[Records from a data source]
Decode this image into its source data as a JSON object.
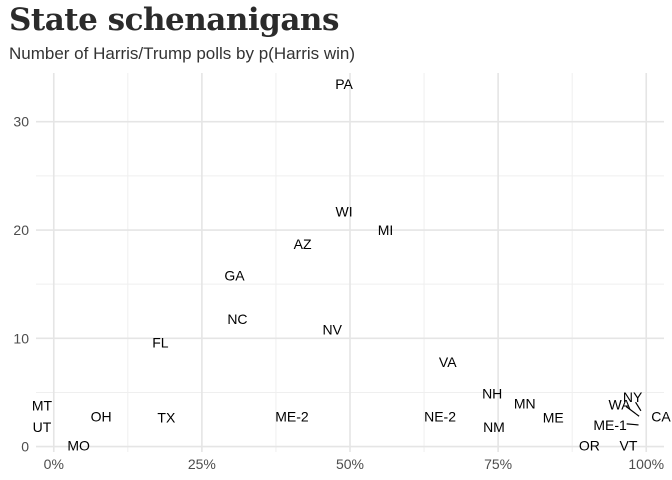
{
  "chart_data": {
    "type": "scatter",
    "title": "State schenanigans",
    "subtitle": "Number of Harris/Trump polls by p(Harris win)",
    "xlabel": "",
    "ylabel": "",
    "xlim": [
      -0.03,
      1.03
    ],
    "ylim": [
      -0.5,
      34.5
    ],
    "x_ticks": [
      {
        "value": 0,
        "label": "0%"
      },
      {
        "value": 0.25,
        "label": "25%"
      },
      {
        "value": 0.5,
        "label": "50%"
      },
      {
        "value": 0.75,
        "label": "75%"
      },
      {
        "value": 1.0,
        "label": "100%"
      }
    ],
    "y_ticks": [
      {
        "value": 0,
        "label": "0"
      },
      {
        "value": 10,
        "label": "10"
      },
      {
        "value": 20,
        "label": "20"
      },
      {
        "value": 30,
        "label": "30"
      }
    ],
    "grid": true,
    "grid_color": "#e5e5e5",
    "grid_minor_color": "#efefef",
    "label_color": "#000000",
    "points": [
      {
        "label": "PA",
        "x": 0.49,
        "y": 33.5
      },
      {
        "label": "WI",
        "x": 0.49,
        "y": 21.7
      },
      {
        "label": "MI",
        "x": 0.56,
        "y": 20.0
      },
      {
        "label": "AZ",
        "x": 0.42,
        "y": 18.7
      },
      {
        "label": "GA",
        "x": 0.305,
        "y": 15.8
      },
      {
        "label": "NC",
        "x": 0.31,
        "y": 11.8
      },
      {
        "label": "NV",
        "x": 0.47,
        "y": 10.8
      },
      {
        "label": "FL",
        "x": 0.18,
        "y": 9.6
      },
      {
        "label": "VA",
        "x": 0.665,
        "y": 7.8
      },
      {
        "label": "NH",
        "x": 0.74,
        "y": 4.9
      },
      {
        "label": "MN",
        "x": 0.795,
        "y": 4.0
      },
      {
        "label": "ME",
        "x": 0.843,
        "y": 2.7
      },
      {
        "label": "NM",
        "x": 0.743,
        "y": 1.8
      },
      {
        "label": "NE-2",
        "x": 0.652,
        "y": 2.8
      },
      {
        "label": "ME-2",
        "x": 0.402,
        "y": 2.8
      },
      {
        "label": "TX",
        "x": 0.19,
        "y": 2.7
      },
      {
        "label": "OH",
        "x": 0.08,
        "y": 2.8
      },
      {
        "label": "MT",
        "x": -0.02,
        "y": 3.8
      },
      {
        "label": "UT",
        "x": -0.02,
        "y": 1.8
      },
      {
        "label": "MO",
        "x": 0.042,
        "y": 0.1
      },
      {
        "label": "WA",
        "x": 0.955,
        "y": 3.9
      },
      {
        "label": "NY",
        "x": 0.977,
        "y": 4.6
      },
      {
        "label": "CA",
        "x": 1.025,
        "y": 2.8
      },
      {
        "label": "ME-1",
        "x": 0.939,
        "y": 2.0
      },
      {
        "label": "OR",
        "x": 0.904,
        "y": 0.1
      },
      {
        "label": "VT",
        "x": 0.97,
        "y": 0.1
      }
    ],
    "leader_lines": [
      {
        "label": "WA",
        "x1": 0.966,
        "y1": 3.7,
        "x2": 0.988,
        "y2": 2.8
      },
      {
        "label": "NY",
        "x1": 0.982,
        "y1": 4.1,
        "x2": 0.991,
        "y2": 3.3
      },
      {
        "label": "ME-1",
        "x1": 0.967,
        "y1": 2.1,
        "x2": 0.987,
        "y2": 2.0
      }
    ]
  }
}
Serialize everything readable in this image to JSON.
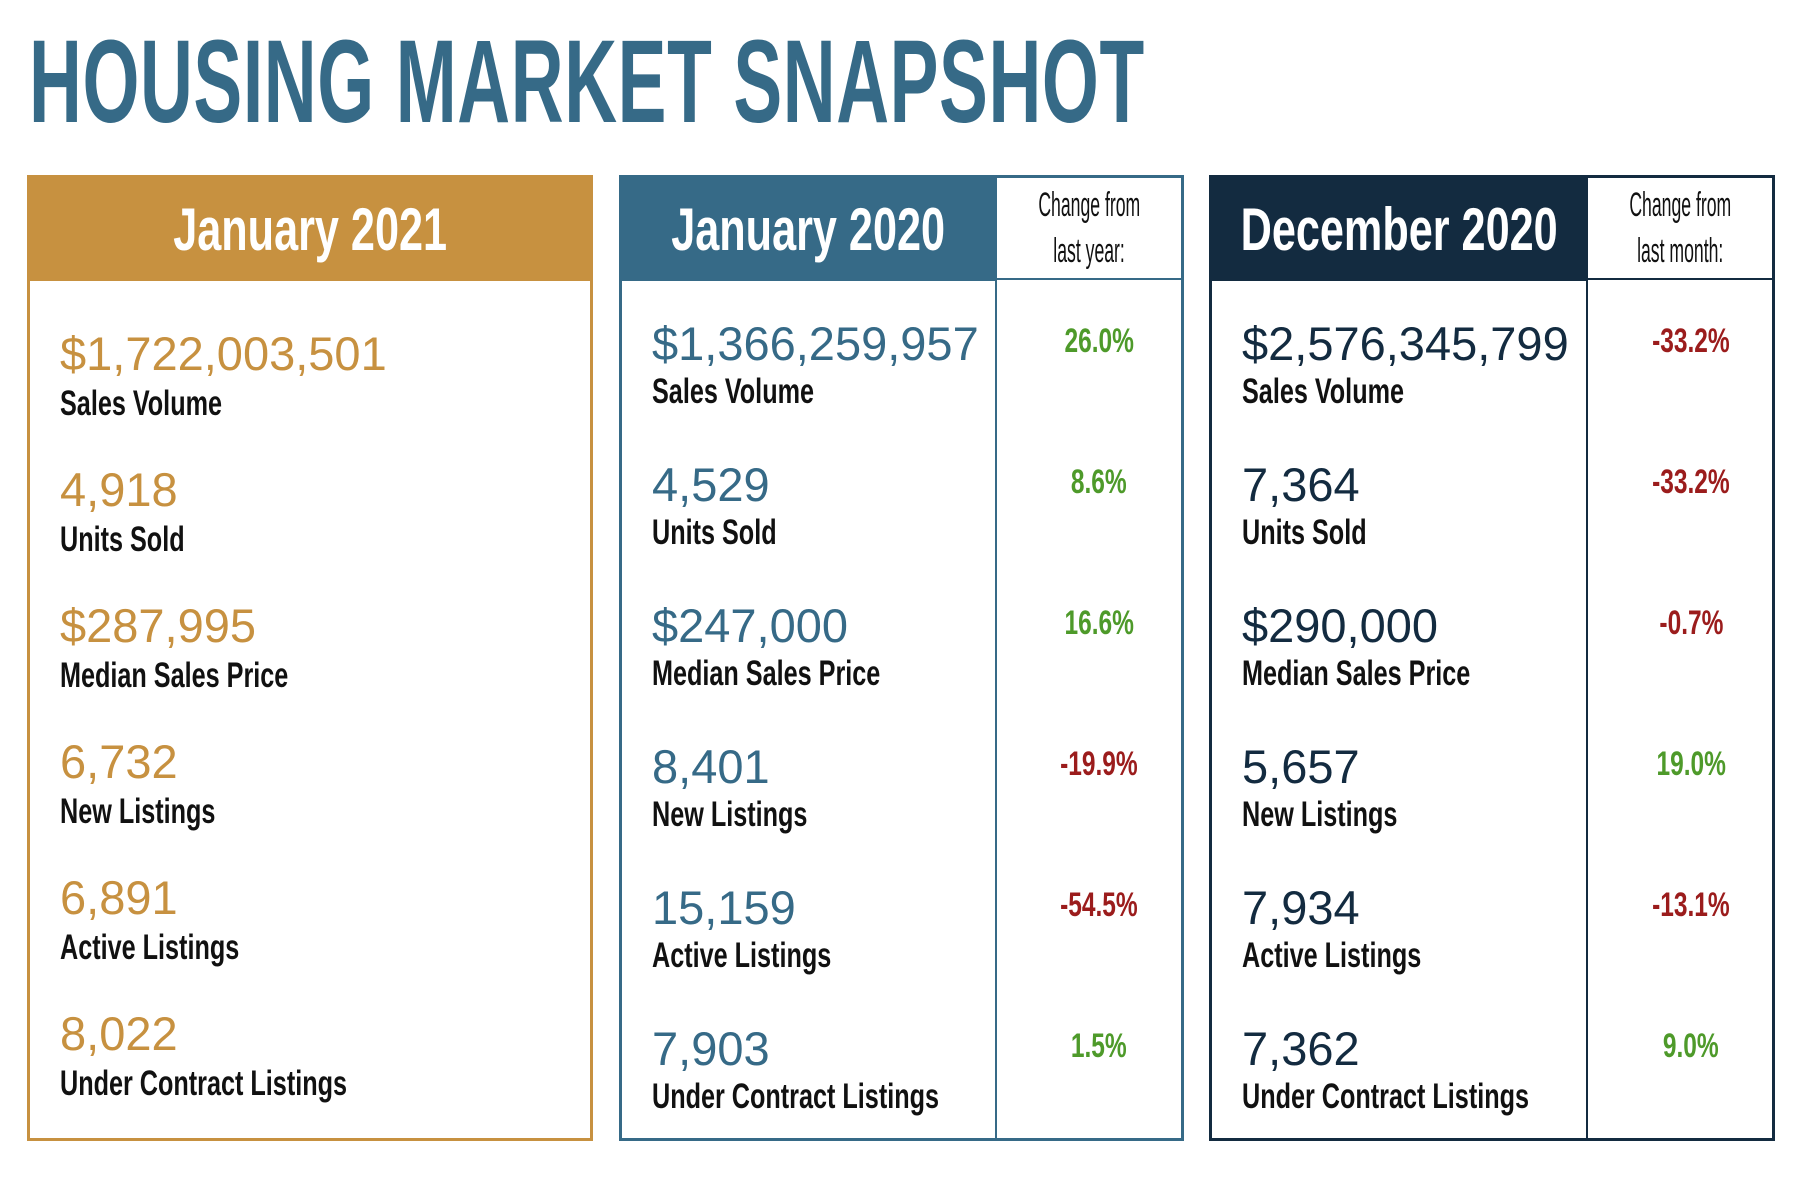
{
  "title": "HOUSING MARKET SNAPSHOT",
  "colors": {
    "gold": "#C79140",
    "teal": "#366A87",
    "navy": "#132B40",
    "positive": "#4E9A2A",
    "negative": "#9B1C1C"
  },
  "panels": [
    {
      "heading": "January 2021",
      "rows": [
        {
          "value": "$1,722,003,501",
          "label": "Sales Volume"
        },
        {
          "value": "4,918",
          "label": "Units Sold"
        },
        {
          "value": "$287,995",
          "label": "Median Sales Price"
        },
        {
          "value": "6,732",
          "label": "New Listings"
        },
        {
          "value": "6,891",
          "label": "Active Listings"
        },
        {
          "value": "8,022",
          "label": "Under Contract Listings"
        }
      ]
    },
    {
      "heading": "January 2020",
      "change_heading": [
        "Change from",
        "last year:"
      ],
      "rows": [
        {
          "value": "$1,366,259,957",
          "label": "Sales Volume",
          "change": "26.0%"
        },
        {
          "value": "4,529",
          "label": "Units Sold",
          "change": "8.6%"
        },
        {
          "value": "$247,000",
          "label": "Median Sales Price",
          "change": "16.6%"
        },
        {
          "value": "8,401",
          "label": "New Listings",
          "change": "-19.9%"
        },
        {
          "value": "15,159",
          "label": "Active Listings",
          "change": "-54.5%"
        },
        {
          "value": "7,903",
          "label": "Under Contract Listings",
          "change": "1.5%"
        }
      ]
    },
    {
      "heading": "December 2020",
      "change_heading": [
        "Change from",
        "last month:"
      ],
      "rows": [
        {
          "value": "$2,576,345,799",
          "label": "Sales Volume",
          "change": "-33.2%"
        },
        {
          "value": "7,364",
          "label": "Units Sold",
          "change": "-33.2%"
        },
        {
          "value": "$290,000",
          "label": "Median Sales Price",
          "change": "-0.7%"
        },
        {
          "value": "5,657",
          "label": "New Listings",
          "change": "19.0%"
        },
        {
          "value": "7,934",
          "label": "Active Listings",
          "change": "-13.1%"
        },
        {
          "value": "7,362",
          "label": "Under Contract Listings",
          "change": "9.0%"
        }
      ]
    }
  ]
}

_What you have to do_. What is the number of lines in this listing that contain the word "January"? Answer with that number and nothing else.

_Completed exercise_. 2